#### [BRIEF]
Reproduce verbatim the lines of the listing beginning with the line containing "330, 256, 354]" and continuing through the line containing "158, 867, 182]", including both of those lines.

#### [RECORDS SHOWN]
++++
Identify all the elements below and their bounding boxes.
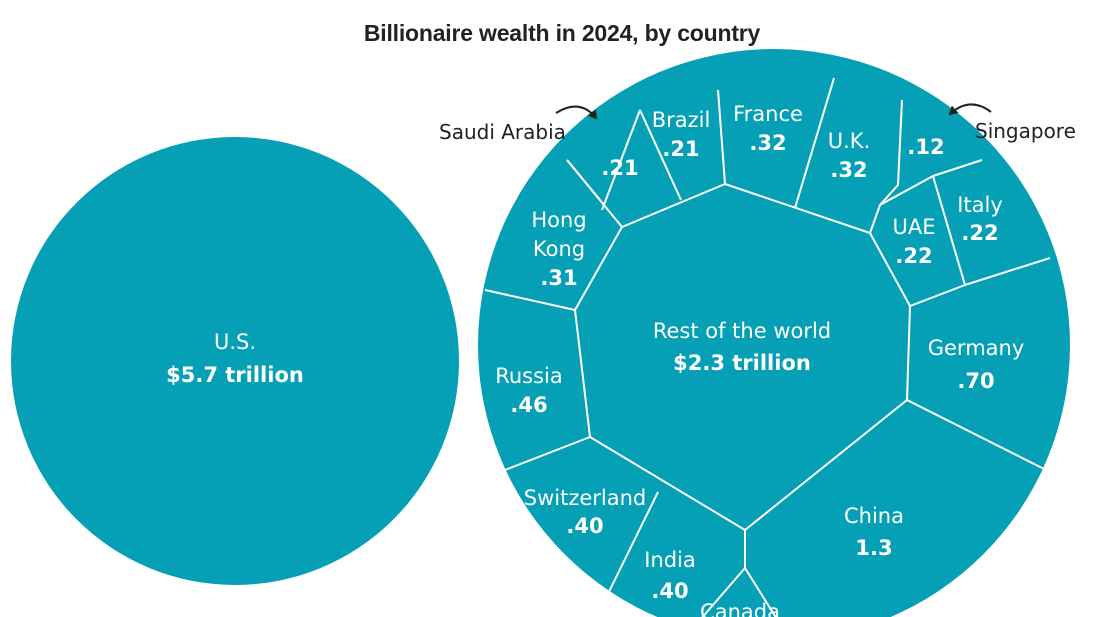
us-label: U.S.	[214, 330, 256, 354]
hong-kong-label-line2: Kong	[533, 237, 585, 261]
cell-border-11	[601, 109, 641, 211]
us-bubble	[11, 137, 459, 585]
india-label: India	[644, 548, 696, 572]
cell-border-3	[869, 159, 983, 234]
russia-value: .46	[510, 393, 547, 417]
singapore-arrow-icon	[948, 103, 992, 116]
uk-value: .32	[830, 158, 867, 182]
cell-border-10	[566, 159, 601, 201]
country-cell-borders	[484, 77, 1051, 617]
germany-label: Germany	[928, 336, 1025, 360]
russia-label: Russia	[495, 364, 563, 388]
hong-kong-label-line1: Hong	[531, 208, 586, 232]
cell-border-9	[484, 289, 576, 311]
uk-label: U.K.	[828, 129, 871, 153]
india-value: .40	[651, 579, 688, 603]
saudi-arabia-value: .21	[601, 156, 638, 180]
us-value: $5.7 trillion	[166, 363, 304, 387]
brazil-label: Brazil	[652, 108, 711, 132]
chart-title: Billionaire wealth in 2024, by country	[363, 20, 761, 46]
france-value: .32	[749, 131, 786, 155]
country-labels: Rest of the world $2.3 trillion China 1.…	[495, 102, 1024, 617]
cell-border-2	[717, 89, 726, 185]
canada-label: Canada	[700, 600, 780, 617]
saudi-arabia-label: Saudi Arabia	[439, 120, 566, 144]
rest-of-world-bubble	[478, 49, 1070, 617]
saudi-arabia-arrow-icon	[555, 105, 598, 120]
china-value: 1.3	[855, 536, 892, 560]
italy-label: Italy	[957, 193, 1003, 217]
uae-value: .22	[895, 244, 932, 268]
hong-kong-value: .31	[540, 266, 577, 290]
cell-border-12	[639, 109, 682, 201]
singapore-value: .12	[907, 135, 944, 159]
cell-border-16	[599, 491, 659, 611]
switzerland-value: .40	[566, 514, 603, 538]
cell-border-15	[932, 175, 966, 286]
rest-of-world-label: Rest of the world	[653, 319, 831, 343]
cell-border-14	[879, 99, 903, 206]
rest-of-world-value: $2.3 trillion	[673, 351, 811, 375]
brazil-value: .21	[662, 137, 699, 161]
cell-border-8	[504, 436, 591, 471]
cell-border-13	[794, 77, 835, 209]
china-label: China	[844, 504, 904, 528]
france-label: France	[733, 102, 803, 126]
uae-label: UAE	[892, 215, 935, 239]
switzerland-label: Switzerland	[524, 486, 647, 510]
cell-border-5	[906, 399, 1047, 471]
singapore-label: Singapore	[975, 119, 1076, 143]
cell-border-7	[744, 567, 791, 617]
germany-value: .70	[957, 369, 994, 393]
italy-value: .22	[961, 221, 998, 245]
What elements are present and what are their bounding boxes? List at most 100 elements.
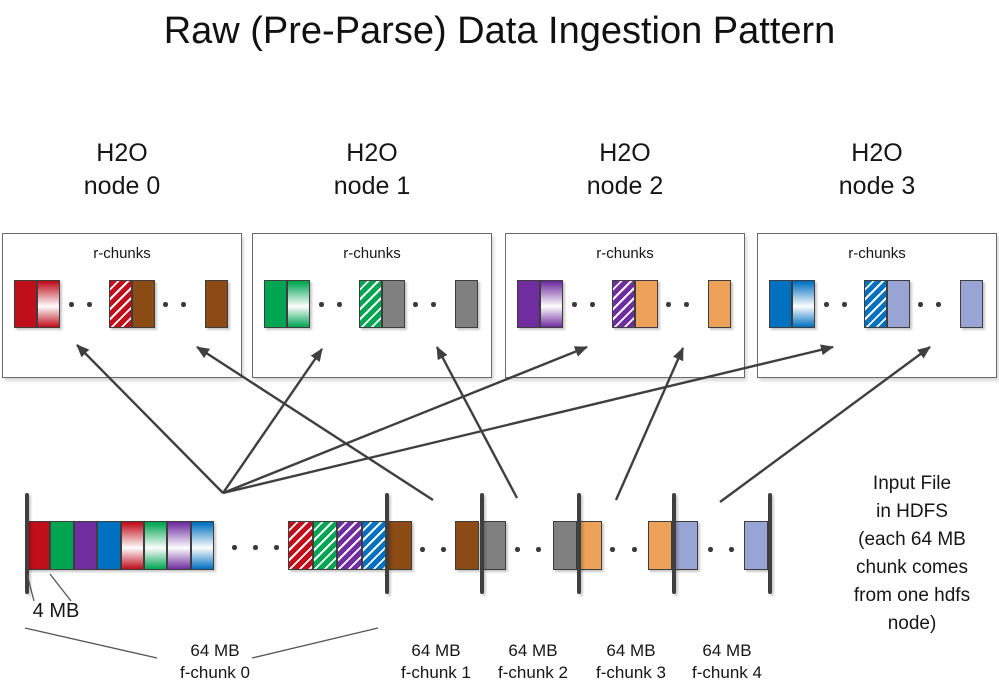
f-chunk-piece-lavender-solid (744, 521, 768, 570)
++++
#### [FINISHED ANSWER]
us-label: U.S.	[214, 330, 256, 354]
hong-kong-label-line2: Kong	[533, 237, 585, 261]
cell-border-11	[601, 109, 641, 211]
us-bubble	[11, 137, 459, 585]
india-label: India	[644, 548, 696, 572]
cell-border-3	[869, 159, 983, 234]
russia-value: .46	[510, 393, 547, 417]
singapore-arrow-icon	[948, 103, 992, 116]
uk-value: .32	[830, 158, 867, 182]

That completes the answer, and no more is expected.